Dataset rows for apps and sites
****************

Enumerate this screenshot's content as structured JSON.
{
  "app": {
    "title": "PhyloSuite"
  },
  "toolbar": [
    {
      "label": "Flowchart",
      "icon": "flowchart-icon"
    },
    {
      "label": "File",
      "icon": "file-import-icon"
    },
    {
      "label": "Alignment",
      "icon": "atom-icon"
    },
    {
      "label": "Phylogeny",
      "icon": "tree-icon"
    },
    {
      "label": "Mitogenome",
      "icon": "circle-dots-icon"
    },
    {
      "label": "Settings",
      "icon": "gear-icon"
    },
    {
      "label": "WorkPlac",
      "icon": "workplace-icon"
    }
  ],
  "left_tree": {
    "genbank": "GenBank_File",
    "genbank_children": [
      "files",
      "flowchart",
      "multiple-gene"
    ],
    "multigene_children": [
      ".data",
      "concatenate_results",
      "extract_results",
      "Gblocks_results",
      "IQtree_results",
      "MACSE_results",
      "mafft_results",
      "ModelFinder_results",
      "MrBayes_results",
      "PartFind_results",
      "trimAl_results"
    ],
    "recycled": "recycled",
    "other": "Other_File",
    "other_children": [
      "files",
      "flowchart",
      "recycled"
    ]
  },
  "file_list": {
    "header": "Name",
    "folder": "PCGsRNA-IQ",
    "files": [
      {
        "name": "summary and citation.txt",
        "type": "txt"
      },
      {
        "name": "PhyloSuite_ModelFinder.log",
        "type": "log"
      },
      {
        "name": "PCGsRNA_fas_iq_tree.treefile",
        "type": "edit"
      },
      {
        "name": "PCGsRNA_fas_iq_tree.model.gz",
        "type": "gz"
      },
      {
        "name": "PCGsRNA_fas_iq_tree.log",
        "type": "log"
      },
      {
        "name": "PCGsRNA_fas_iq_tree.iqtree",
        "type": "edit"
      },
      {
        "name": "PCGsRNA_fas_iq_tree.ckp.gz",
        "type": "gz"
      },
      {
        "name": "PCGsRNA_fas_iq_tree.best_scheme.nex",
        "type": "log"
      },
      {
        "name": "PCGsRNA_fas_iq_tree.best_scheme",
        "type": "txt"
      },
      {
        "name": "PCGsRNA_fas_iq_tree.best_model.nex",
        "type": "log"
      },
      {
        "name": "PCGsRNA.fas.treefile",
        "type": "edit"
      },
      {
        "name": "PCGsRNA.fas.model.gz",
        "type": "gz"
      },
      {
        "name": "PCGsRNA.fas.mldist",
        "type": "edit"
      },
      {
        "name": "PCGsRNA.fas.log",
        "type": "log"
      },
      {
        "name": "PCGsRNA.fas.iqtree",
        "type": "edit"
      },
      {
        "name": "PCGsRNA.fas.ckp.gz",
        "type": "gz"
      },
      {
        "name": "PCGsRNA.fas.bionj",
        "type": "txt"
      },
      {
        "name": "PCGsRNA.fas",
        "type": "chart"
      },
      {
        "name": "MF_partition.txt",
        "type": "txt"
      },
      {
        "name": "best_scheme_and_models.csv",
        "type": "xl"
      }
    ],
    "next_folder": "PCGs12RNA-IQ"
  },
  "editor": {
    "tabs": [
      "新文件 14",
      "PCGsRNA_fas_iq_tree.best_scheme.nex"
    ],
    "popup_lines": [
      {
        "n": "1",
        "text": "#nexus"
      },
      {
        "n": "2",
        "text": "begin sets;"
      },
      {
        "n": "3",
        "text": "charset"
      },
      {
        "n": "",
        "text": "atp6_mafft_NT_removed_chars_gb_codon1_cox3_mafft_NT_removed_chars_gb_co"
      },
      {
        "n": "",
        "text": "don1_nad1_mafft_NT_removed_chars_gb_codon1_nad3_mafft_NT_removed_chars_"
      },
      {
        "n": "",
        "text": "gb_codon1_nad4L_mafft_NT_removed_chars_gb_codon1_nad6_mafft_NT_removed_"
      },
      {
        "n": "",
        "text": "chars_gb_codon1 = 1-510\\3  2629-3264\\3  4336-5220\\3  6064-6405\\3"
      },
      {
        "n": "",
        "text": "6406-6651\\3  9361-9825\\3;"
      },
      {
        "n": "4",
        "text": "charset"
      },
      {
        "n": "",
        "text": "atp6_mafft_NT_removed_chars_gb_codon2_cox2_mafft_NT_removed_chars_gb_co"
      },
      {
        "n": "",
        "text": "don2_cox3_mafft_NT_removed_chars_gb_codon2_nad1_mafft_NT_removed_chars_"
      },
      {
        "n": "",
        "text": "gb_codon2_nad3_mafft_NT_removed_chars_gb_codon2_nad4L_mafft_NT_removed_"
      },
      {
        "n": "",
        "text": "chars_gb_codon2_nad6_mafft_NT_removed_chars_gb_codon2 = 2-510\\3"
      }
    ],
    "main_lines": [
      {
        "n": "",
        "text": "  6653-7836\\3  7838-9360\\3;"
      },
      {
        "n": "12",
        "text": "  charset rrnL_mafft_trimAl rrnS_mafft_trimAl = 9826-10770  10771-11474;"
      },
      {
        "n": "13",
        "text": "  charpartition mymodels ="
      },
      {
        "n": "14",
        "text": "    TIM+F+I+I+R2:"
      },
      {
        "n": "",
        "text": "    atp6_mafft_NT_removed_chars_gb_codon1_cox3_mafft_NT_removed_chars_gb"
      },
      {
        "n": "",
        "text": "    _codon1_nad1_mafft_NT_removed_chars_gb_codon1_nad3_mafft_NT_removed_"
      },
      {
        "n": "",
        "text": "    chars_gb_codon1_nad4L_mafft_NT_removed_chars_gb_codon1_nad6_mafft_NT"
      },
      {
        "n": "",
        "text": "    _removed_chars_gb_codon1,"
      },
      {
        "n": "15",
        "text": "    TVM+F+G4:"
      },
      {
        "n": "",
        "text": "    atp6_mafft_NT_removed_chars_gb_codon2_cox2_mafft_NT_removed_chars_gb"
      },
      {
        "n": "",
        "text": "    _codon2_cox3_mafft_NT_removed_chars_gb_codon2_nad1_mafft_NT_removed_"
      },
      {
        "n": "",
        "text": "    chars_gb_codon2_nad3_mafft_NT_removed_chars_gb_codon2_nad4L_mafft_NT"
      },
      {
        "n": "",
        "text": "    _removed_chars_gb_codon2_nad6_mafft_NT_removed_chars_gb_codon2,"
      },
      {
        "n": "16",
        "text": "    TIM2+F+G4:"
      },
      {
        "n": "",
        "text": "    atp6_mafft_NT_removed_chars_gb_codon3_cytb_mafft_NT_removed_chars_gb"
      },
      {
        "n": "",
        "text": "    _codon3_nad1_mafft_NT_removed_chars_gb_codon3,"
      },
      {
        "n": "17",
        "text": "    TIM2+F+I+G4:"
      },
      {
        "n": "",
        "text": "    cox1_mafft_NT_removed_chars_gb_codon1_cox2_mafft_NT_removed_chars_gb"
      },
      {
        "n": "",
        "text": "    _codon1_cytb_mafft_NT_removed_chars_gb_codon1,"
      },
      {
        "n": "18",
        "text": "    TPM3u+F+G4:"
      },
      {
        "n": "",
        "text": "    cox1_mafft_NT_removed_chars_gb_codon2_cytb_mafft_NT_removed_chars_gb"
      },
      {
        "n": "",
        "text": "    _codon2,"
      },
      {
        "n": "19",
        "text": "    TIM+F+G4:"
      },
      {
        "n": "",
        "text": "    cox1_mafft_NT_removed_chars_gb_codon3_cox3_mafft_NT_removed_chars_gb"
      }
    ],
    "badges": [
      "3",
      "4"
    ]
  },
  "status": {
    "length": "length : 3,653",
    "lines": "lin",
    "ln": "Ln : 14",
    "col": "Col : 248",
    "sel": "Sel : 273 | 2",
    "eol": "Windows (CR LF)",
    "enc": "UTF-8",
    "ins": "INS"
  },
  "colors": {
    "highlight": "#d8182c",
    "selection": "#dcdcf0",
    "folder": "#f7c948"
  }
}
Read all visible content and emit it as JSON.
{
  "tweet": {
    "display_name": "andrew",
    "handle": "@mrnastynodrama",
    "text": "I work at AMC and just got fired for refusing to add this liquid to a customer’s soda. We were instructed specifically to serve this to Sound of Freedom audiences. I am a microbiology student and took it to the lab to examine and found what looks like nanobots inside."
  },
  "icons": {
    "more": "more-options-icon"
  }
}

****************

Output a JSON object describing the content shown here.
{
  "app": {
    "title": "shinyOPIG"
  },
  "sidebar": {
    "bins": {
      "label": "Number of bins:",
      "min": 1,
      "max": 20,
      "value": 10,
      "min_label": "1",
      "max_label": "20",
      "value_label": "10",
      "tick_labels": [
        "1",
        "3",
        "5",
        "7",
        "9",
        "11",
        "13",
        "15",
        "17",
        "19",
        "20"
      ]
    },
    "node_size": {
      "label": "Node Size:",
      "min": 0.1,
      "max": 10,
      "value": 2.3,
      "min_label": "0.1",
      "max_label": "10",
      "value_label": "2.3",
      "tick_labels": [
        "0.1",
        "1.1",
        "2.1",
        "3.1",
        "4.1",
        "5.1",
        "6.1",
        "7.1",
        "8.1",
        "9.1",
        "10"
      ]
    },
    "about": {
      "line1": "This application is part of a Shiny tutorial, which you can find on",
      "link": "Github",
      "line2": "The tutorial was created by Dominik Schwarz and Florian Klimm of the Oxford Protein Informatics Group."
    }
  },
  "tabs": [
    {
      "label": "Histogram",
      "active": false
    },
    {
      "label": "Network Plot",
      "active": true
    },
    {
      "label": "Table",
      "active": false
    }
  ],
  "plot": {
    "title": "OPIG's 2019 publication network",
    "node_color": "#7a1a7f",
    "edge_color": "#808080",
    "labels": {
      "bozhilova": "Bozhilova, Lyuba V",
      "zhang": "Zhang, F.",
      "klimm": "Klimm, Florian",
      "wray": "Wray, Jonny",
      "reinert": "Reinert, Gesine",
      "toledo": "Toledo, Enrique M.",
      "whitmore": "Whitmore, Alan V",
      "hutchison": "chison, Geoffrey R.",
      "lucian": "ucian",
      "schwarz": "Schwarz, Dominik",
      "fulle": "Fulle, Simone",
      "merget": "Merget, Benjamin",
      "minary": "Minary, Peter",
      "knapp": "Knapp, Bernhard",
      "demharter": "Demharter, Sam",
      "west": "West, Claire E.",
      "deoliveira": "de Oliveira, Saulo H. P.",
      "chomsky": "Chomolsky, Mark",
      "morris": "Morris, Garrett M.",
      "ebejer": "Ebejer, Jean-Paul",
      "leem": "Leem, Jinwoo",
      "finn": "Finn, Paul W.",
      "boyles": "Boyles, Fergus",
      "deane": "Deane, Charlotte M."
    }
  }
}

****************

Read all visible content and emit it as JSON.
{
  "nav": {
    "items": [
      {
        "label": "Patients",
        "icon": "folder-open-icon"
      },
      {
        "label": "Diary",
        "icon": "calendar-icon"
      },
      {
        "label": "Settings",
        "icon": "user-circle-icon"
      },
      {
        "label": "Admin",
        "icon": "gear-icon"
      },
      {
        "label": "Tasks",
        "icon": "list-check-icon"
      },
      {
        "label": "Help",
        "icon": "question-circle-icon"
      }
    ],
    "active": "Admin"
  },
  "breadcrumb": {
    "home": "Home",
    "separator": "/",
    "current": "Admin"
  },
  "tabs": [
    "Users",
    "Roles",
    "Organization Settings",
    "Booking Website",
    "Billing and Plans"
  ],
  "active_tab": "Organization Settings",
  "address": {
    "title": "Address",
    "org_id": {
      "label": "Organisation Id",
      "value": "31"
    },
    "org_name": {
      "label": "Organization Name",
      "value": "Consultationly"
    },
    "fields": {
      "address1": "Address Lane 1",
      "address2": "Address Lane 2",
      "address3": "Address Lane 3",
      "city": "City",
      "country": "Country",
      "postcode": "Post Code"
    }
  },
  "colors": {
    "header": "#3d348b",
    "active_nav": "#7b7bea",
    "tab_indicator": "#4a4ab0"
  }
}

****************

§ Your instructions
Looking through the data above, copy out each line in which the string "Lane" occurs.

§ Solution to this problem
      "address1": "Address Lane 1",
      "address2": "Address Lane 2",
      "address3": "Address Lane 3",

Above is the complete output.